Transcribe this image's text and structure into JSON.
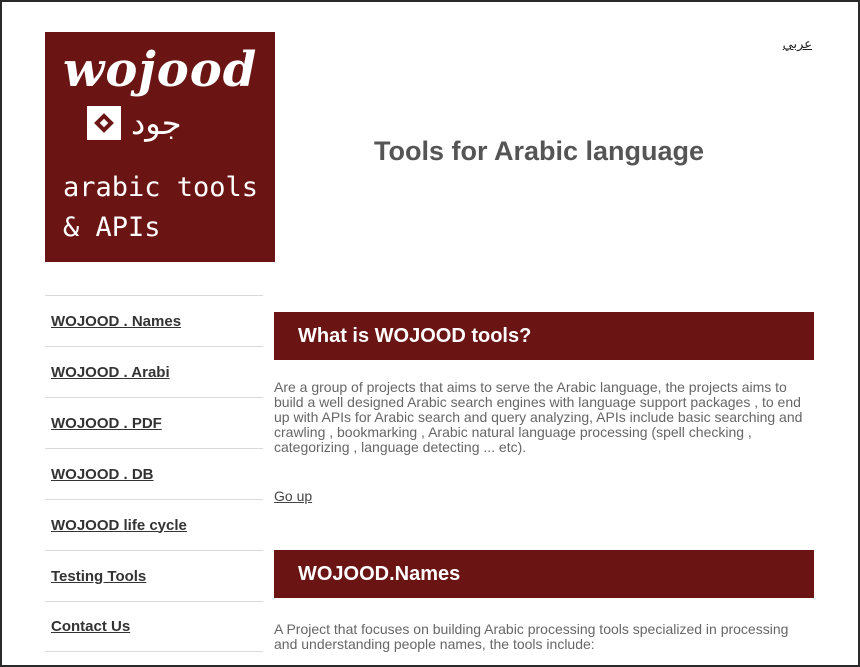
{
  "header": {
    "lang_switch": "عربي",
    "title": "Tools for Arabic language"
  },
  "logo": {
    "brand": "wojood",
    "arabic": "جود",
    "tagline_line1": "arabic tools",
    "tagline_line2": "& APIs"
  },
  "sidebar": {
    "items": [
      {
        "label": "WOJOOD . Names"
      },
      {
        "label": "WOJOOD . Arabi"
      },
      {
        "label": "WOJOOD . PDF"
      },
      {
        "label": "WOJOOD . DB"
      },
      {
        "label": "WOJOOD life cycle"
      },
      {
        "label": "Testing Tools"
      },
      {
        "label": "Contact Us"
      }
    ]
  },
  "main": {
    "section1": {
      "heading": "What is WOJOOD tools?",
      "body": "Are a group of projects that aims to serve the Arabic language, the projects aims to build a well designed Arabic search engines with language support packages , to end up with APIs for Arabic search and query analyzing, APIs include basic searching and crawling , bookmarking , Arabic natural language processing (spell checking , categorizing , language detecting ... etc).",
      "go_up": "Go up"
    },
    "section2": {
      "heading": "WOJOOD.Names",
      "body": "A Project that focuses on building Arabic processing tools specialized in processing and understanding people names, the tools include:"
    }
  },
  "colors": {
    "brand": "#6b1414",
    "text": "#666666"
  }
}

Aim: Tally the lines of the data that hold the string "label". Answer with the number and nothing more.

Problem solution: 7